Task to complete - Transcribe each line of the records below exactly, excluding any embedded images.

Input for this task -
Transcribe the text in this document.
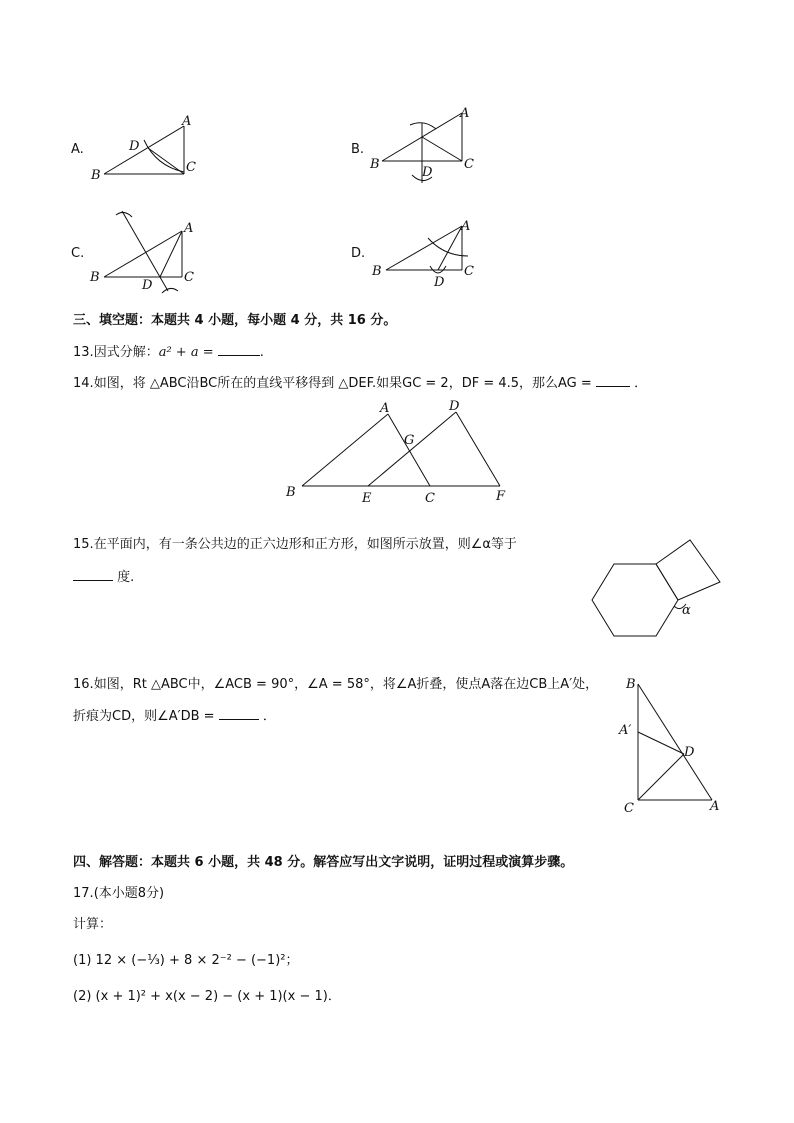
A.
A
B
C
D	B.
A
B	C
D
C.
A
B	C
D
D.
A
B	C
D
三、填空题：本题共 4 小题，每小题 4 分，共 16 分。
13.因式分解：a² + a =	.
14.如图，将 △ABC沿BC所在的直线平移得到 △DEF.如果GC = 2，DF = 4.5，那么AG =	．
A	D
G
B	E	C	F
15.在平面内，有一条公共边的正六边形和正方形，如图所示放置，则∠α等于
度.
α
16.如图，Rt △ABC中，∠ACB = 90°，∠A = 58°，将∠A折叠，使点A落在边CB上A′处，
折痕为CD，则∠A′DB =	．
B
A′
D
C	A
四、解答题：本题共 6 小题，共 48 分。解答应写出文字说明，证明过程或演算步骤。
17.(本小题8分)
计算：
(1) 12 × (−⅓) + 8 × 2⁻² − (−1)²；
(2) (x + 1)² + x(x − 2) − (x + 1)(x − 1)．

Result of the exercise -
Transcribe the text in this document.
A.
A
B
C
D	B.
A
B	C
D
C.
A
B	C
D
D.
A
B	C
D
三、填空题：本题共 4 小题，每小题 4 分，共 16 分。
13.因式分解：a² + a =	.
14.如图，将 △ABC沿BC所在的直线平移得到 △DEF.如果GC = 2，DF = 4.5，那么AG =	．
A	D
G
B	E	C	F
15.在平面内，有一条公共边的正六边形和正方形，如图所示放置，则∠α等于
度.
α
16.如图，Rt △ABC中，∠ACB = 90°，∠A = 58°，将∠A折叠，使点A落在边CB上A′处，
折痕为CD，则∠A′DB =	．
B
A′
D
C	A
四、解答题：本题共 6 小题，共 48 分。解答应写出文字说明，证明过程或演算步骤。
17.(本小题8分)
计算：
(1) 12 × (−⅓) + 8 × 2⁻² − (−1)²；
(2) (x + 1)² + x(x − 2) − (x + 1)(x − 1)．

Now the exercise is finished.